Stored rows.
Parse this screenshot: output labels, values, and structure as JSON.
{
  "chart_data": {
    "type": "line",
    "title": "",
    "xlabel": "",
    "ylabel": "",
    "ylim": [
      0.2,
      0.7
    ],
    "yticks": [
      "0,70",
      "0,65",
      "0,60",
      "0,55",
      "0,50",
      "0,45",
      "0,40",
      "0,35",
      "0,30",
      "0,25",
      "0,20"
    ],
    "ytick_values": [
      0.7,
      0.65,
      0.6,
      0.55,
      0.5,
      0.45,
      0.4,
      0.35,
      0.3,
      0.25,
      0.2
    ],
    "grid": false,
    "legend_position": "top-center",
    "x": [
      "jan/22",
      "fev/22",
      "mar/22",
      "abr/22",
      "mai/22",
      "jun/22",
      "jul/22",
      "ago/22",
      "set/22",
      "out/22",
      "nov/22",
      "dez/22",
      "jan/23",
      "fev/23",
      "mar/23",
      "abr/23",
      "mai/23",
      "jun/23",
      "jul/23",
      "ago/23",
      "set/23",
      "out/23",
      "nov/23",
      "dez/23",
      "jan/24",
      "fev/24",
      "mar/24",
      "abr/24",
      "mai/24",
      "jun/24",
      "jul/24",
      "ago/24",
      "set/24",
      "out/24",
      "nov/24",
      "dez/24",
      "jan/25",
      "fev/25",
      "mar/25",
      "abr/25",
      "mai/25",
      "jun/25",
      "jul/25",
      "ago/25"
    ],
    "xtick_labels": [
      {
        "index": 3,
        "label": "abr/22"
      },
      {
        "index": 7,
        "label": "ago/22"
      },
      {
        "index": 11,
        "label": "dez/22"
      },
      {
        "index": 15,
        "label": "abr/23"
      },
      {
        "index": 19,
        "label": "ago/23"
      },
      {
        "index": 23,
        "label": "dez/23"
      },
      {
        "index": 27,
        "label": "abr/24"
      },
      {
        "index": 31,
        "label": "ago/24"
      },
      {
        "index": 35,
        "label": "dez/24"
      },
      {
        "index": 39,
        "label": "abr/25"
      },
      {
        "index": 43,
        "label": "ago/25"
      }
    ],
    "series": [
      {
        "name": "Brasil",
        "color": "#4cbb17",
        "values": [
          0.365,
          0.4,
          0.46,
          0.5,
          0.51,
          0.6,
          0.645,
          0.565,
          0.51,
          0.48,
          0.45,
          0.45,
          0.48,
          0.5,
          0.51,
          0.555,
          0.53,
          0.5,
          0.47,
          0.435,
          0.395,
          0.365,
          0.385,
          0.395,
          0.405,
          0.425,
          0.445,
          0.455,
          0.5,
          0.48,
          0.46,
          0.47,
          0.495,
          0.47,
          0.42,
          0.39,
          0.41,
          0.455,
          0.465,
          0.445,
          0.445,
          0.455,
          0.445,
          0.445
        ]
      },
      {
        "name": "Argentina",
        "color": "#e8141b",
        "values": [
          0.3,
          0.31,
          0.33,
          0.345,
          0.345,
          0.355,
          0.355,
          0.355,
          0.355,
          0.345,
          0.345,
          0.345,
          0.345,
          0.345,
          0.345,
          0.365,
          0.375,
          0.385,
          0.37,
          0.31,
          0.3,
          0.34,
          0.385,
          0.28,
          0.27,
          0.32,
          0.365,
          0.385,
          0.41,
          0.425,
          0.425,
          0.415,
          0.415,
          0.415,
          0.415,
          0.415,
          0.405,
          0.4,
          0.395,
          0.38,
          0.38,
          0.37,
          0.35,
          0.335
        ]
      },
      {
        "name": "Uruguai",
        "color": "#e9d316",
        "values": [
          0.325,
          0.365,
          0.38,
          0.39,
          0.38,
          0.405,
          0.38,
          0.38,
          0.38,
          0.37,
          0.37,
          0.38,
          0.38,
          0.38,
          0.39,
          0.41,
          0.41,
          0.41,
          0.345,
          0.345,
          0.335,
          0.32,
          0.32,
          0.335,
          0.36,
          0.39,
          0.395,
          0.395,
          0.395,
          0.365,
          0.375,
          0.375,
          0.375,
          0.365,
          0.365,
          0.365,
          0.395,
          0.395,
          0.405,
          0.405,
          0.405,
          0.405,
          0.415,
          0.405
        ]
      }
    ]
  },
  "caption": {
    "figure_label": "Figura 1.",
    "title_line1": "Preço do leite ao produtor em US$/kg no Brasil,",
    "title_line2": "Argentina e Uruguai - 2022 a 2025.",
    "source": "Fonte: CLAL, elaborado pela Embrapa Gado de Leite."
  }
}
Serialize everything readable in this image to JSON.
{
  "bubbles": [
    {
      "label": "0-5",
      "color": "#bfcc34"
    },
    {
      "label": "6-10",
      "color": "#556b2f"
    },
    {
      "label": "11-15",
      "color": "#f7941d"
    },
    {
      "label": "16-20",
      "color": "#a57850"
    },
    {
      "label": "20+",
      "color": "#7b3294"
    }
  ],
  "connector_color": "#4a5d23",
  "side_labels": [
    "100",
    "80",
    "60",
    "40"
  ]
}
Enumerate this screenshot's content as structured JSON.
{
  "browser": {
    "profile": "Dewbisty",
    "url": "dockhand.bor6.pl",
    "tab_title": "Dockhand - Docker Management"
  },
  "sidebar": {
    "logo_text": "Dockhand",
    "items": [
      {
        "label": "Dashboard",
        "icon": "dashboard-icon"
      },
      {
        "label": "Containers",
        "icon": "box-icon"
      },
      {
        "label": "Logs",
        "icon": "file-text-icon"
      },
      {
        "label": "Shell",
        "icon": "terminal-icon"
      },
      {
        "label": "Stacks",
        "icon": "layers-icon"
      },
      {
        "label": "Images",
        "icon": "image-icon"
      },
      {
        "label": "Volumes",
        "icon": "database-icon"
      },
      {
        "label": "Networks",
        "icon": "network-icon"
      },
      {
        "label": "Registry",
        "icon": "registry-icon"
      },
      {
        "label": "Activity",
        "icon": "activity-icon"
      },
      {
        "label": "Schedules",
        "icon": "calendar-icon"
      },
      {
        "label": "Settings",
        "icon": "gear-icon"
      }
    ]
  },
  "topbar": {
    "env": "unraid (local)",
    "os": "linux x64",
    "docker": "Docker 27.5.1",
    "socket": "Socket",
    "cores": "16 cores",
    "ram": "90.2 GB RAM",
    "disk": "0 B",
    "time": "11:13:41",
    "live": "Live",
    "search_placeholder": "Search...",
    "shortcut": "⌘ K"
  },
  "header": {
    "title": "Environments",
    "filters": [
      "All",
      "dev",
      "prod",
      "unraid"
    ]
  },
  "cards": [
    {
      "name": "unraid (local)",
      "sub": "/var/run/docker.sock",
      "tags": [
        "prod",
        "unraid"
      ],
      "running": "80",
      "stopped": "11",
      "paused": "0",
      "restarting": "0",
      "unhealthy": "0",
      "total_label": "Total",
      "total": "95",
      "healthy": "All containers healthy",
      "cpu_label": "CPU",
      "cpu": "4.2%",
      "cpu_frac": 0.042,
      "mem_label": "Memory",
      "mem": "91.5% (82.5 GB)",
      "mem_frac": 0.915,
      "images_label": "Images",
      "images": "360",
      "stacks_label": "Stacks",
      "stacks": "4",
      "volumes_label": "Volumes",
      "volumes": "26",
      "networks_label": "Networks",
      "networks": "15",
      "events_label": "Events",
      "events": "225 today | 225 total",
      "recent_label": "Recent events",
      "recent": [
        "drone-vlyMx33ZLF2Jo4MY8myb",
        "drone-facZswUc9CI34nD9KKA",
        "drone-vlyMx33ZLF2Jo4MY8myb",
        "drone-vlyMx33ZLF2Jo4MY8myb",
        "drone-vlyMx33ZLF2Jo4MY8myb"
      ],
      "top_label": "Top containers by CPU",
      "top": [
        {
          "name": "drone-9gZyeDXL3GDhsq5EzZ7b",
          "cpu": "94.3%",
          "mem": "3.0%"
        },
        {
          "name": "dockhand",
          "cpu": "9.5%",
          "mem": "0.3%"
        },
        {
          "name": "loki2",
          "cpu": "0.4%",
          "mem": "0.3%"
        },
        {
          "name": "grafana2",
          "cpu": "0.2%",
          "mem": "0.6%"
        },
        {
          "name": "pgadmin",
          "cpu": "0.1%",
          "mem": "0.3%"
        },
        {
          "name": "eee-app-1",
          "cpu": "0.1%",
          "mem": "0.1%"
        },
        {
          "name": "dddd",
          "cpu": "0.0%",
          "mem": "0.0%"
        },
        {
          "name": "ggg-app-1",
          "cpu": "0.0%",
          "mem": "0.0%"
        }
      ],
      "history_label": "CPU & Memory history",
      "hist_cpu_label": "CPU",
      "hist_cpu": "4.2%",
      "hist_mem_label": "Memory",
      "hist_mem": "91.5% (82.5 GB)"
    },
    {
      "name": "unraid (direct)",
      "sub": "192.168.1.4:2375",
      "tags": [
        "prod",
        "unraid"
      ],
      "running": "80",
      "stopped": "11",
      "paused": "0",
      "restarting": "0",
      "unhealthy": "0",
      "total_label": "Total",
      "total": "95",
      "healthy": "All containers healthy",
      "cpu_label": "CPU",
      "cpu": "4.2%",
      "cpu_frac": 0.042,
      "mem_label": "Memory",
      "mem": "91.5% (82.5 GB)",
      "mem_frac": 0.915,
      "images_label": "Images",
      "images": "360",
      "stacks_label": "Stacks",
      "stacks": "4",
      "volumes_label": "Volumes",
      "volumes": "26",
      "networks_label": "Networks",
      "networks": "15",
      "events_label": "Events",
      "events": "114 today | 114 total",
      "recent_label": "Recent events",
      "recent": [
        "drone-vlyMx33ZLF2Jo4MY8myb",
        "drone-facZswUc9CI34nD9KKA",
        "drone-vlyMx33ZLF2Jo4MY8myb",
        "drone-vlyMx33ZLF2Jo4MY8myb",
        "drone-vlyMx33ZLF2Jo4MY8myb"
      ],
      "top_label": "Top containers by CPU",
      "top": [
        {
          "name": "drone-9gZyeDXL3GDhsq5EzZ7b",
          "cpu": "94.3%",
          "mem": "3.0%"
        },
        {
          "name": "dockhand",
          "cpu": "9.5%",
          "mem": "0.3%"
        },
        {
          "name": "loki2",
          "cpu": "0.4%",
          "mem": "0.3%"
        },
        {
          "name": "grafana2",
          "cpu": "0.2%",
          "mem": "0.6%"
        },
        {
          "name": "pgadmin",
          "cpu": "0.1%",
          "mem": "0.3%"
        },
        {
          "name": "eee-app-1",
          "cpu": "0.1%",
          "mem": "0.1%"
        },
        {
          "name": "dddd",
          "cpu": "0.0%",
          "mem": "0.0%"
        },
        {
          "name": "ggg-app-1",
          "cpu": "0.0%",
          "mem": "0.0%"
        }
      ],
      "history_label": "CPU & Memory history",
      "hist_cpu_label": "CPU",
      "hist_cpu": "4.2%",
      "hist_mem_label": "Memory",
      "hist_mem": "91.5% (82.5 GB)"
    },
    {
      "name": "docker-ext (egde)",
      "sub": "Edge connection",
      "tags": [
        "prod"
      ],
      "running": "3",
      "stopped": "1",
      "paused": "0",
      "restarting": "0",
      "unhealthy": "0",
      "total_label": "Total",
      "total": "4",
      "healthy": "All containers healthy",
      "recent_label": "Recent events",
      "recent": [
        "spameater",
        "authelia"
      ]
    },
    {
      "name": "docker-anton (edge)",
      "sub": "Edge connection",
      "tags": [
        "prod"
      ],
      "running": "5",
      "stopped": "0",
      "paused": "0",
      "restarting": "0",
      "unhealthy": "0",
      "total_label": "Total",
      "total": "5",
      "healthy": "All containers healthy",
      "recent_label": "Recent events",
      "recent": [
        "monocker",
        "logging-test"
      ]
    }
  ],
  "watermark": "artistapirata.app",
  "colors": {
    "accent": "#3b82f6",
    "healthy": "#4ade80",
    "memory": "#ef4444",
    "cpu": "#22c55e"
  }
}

Exercise details. Select, from the listing, all lines that include the word "stopped".

Worked solution.
      "stopped": "11",
      "stopped": "11",
      "stopped": "1",
      "stopped": "0",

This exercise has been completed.